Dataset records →
+===+

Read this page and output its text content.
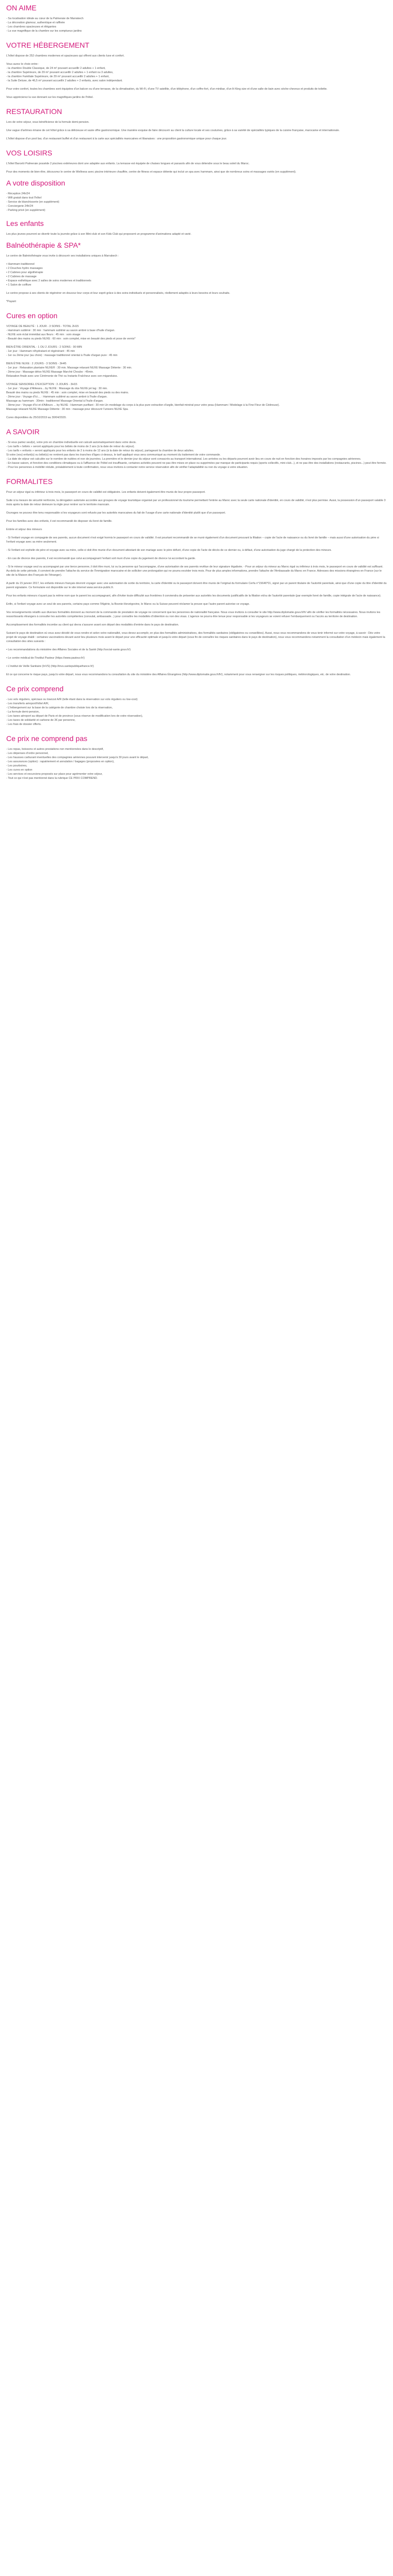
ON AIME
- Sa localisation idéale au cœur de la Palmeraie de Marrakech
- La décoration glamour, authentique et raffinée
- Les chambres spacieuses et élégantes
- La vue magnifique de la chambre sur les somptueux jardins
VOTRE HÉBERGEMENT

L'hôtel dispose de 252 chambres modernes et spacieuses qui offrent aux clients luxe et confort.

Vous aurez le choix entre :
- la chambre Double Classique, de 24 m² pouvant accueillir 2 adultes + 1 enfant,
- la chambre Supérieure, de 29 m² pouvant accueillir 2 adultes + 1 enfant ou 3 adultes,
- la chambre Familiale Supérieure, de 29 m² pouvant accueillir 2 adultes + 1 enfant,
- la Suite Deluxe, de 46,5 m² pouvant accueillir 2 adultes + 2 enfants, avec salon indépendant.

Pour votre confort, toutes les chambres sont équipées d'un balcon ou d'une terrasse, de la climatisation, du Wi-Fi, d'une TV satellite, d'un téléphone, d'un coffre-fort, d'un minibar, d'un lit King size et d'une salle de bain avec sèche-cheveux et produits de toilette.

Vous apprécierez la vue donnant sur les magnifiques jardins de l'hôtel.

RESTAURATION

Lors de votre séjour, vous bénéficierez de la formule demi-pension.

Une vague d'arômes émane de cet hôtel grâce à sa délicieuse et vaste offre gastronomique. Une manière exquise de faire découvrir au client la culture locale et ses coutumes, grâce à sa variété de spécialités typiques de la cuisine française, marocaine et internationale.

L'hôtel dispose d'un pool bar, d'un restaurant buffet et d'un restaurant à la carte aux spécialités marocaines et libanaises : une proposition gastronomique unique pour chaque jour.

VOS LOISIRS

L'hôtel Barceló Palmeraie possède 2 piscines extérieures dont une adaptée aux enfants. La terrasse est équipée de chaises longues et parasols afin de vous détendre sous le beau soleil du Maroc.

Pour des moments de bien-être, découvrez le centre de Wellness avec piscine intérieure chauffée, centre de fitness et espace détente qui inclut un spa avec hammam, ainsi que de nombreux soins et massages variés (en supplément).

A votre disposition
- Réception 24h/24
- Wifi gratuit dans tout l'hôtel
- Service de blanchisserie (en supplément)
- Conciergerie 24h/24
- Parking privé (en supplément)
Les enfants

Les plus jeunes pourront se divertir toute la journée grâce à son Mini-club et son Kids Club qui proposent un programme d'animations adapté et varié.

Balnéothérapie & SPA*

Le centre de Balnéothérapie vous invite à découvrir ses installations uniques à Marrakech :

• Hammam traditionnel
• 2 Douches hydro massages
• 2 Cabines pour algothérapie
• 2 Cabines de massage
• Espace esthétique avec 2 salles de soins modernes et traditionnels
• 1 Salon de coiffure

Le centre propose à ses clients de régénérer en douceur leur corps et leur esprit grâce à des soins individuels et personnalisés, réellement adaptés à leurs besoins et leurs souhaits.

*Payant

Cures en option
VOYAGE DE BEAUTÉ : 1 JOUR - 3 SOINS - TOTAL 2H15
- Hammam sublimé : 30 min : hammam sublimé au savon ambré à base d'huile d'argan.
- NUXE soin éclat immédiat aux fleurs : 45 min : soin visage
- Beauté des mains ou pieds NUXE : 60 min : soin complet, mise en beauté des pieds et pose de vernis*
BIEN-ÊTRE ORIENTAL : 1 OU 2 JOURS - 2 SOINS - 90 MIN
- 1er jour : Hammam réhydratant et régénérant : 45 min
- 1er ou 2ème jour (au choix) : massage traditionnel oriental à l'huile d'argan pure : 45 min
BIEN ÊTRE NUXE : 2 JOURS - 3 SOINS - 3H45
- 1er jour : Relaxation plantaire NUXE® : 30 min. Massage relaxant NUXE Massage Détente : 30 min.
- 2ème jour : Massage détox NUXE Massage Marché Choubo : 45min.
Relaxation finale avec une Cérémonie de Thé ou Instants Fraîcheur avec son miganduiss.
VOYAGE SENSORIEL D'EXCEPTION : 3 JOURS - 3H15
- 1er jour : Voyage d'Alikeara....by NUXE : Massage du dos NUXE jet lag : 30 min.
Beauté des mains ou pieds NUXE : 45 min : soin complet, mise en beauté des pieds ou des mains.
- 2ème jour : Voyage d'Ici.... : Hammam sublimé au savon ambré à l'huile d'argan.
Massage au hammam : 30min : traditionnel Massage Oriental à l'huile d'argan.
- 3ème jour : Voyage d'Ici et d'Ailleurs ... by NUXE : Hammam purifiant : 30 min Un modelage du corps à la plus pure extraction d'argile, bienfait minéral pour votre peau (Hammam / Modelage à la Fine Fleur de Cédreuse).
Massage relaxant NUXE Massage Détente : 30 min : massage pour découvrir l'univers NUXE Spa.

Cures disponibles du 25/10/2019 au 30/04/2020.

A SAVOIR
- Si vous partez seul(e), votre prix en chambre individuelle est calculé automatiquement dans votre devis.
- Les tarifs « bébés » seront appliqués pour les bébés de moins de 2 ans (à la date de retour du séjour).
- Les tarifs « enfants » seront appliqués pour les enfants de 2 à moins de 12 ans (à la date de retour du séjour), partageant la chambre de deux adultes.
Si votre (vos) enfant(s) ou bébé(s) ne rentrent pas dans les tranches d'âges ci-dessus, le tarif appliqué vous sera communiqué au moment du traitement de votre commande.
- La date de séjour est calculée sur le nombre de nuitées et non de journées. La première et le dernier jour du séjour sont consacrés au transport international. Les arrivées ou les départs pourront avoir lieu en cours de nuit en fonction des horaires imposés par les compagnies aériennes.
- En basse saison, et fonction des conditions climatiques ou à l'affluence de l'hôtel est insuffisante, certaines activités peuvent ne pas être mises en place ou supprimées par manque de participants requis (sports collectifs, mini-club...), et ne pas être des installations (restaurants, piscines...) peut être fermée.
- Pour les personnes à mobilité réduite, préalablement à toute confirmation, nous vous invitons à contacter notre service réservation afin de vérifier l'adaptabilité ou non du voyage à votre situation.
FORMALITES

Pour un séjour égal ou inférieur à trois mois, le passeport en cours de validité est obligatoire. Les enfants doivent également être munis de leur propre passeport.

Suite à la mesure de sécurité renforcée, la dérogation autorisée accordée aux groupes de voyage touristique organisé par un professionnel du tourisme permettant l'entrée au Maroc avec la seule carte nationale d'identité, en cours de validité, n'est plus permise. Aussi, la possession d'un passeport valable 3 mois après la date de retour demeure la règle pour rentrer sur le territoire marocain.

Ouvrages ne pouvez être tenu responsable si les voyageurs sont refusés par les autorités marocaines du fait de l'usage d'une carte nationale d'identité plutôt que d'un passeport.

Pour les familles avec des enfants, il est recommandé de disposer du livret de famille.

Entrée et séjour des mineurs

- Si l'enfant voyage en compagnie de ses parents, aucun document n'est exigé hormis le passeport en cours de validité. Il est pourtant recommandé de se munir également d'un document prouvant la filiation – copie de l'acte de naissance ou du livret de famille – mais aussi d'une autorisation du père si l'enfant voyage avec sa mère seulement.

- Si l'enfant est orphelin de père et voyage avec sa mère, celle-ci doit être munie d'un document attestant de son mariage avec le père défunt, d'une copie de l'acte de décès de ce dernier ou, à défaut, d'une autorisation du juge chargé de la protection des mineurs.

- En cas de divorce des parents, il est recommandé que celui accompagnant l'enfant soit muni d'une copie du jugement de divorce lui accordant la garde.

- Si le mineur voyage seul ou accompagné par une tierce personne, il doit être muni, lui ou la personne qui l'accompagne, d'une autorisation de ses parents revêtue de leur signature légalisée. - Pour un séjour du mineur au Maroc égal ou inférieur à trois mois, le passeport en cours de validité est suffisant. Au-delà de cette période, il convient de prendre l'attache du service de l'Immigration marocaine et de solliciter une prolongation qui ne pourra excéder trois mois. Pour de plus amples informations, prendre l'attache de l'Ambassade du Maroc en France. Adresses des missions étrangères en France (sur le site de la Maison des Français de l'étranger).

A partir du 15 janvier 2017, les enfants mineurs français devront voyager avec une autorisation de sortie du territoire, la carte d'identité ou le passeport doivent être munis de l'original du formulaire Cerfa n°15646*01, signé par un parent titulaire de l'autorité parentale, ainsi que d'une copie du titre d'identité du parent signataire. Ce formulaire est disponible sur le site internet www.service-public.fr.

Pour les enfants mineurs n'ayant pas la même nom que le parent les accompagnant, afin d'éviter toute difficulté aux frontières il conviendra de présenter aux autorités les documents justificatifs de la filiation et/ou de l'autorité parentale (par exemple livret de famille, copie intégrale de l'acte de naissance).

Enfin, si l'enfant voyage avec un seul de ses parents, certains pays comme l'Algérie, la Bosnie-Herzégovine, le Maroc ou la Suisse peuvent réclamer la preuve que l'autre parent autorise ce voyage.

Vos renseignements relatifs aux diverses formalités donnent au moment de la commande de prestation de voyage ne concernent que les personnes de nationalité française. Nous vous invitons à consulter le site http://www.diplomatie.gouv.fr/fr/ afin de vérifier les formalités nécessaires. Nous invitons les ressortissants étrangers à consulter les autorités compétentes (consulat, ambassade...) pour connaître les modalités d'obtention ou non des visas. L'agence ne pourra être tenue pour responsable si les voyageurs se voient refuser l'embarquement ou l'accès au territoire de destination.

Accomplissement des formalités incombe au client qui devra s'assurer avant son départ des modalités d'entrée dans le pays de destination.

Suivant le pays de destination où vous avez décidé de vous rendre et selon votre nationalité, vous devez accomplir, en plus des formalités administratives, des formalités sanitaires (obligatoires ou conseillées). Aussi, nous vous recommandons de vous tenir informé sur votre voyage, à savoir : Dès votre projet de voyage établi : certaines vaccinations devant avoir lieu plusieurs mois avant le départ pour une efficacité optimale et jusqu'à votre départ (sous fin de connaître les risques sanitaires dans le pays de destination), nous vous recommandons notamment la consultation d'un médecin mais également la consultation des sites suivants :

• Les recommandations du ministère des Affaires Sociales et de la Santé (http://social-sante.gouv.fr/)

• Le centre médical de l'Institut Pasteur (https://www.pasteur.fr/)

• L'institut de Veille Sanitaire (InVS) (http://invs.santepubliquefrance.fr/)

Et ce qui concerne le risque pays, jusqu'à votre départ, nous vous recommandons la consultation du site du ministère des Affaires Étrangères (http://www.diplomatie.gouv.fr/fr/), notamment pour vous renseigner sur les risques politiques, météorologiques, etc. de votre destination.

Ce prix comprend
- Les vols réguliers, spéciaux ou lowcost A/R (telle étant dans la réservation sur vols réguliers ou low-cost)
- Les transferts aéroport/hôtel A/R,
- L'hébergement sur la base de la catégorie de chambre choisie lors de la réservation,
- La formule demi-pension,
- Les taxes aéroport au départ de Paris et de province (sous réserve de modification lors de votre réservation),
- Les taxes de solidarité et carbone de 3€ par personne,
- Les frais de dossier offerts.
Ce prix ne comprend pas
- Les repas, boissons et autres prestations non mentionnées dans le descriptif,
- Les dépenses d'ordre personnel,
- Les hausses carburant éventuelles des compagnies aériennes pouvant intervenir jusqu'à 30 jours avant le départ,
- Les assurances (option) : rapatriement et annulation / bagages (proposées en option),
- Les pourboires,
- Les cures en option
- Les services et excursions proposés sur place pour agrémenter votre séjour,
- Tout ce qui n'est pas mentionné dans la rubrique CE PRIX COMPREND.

+===+

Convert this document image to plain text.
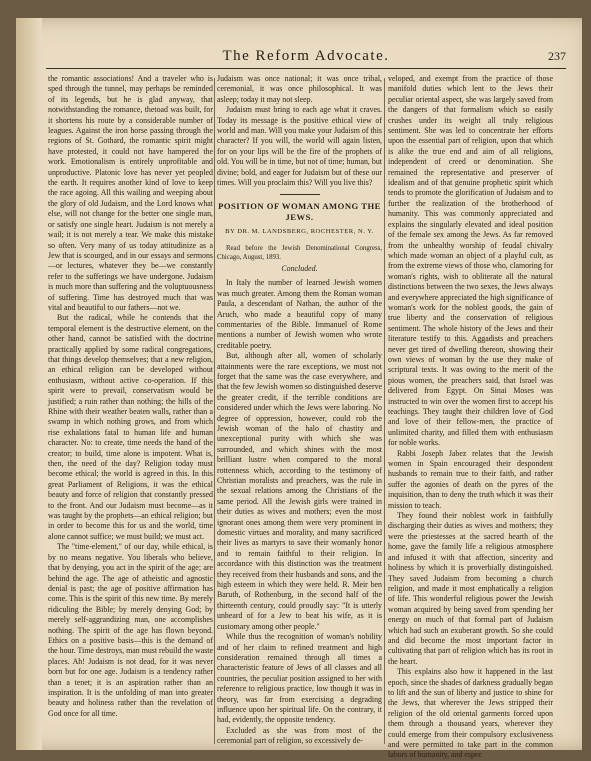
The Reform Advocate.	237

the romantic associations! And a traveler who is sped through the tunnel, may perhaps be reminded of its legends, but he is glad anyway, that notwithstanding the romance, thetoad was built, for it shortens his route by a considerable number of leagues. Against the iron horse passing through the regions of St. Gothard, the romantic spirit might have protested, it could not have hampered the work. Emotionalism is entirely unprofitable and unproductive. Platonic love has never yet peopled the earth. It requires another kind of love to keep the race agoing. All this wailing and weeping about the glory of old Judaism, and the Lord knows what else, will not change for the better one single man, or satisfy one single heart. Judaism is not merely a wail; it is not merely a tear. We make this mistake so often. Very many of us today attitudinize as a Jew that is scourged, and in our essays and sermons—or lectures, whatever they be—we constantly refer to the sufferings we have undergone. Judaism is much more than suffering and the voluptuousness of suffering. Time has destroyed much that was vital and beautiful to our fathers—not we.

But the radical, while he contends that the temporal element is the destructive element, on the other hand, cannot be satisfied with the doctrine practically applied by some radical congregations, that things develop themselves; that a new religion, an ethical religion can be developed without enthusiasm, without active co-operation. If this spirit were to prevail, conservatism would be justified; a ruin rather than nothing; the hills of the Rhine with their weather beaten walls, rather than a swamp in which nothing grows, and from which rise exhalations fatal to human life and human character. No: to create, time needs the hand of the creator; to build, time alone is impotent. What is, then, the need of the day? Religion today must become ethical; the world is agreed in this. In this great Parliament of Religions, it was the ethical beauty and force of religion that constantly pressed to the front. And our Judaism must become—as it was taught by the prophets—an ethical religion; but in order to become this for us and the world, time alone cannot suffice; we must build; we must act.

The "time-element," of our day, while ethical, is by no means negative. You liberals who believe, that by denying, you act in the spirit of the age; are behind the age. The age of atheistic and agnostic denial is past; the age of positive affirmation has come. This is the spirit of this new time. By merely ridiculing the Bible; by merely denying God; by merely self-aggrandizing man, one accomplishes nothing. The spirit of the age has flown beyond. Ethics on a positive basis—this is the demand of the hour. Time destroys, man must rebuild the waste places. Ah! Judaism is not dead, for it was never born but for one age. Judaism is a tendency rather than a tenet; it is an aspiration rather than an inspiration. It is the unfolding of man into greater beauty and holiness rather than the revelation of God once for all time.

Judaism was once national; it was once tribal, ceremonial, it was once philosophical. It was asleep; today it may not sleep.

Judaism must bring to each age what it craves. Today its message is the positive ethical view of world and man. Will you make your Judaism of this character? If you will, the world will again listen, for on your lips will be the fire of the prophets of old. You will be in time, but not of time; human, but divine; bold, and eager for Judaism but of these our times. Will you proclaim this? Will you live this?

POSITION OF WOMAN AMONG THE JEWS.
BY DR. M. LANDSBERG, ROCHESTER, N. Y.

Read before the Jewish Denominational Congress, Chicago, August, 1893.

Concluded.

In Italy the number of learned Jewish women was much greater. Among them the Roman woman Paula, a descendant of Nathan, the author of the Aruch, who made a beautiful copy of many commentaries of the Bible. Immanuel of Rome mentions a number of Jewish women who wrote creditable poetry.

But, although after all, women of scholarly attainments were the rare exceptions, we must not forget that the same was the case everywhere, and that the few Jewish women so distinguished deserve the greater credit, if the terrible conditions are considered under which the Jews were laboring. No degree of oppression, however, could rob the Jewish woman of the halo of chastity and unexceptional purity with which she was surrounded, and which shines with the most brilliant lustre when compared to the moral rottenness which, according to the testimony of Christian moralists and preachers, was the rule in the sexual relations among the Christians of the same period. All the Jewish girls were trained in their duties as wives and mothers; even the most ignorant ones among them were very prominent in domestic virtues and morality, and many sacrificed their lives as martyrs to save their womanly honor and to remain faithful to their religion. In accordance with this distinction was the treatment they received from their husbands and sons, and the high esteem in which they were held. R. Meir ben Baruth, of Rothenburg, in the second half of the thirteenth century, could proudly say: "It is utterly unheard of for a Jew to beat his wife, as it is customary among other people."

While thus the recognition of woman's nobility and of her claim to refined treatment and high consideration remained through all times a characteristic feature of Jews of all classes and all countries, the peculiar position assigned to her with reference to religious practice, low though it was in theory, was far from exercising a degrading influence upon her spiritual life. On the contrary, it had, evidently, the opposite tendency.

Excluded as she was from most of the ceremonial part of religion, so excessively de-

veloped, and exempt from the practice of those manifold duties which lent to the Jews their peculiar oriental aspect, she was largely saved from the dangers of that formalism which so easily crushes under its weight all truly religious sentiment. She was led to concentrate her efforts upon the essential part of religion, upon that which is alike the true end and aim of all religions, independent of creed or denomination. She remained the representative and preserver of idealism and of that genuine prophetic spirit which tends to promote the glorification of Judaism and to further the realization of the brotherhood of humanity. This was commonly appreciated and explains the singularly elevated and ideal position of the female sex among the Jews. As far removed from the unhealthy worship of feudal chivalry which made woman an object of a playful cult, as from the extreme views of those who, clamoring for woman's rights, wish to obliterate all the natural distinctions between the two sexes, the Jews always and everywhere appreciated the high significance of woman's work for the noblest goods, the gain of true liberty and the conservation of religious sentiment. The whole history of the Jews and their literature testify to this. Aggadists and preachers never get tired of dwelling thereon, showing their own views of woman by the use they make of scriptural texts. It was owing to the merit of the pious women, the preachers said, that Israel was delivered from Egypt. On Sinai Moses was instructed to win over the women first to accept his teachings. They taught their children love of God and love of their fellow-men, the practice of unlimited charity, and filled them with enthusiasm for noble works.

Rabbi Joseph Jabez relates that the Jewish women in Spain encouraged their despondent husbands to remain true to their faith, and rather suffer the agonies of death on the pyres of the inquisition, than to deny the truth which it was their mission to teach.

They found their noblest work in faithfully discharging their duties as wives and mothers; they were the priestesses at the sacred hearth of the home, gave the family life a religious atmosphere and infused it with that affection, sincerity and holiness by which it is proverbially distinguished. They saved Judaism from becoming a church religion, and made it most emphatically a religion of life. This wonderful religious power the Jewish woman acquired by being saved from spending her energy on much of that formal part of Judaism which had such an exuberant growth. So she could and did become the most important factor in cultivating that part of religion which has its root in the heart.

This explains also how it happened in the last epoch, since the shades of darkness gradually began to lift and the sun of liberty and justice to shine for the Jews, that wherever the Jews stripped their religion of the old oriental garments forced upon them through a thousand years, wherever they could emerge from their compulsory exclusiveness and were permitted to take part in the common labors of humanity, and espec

+===+

Stated task →
Copy all lines in the listing above where the string "accueillir" appears.

Output for this task →
- la chambre Double Classique, de 24 m² pouvant accueillir 2 adultes + 1 enfant,
- la chambre Supérieure, de 29 m² pouvant accueillir 2 adultes + 1 enfant ou 3 adultes,
- la chambre Familiale Supérieure, de 29 m² pouvant accueillir 2 adultes + 1 enfant,
- la Suite Deluxe, de 46,5 m² pouvant accueillir 2 adultes + 2 enfants, avec salon indépendant.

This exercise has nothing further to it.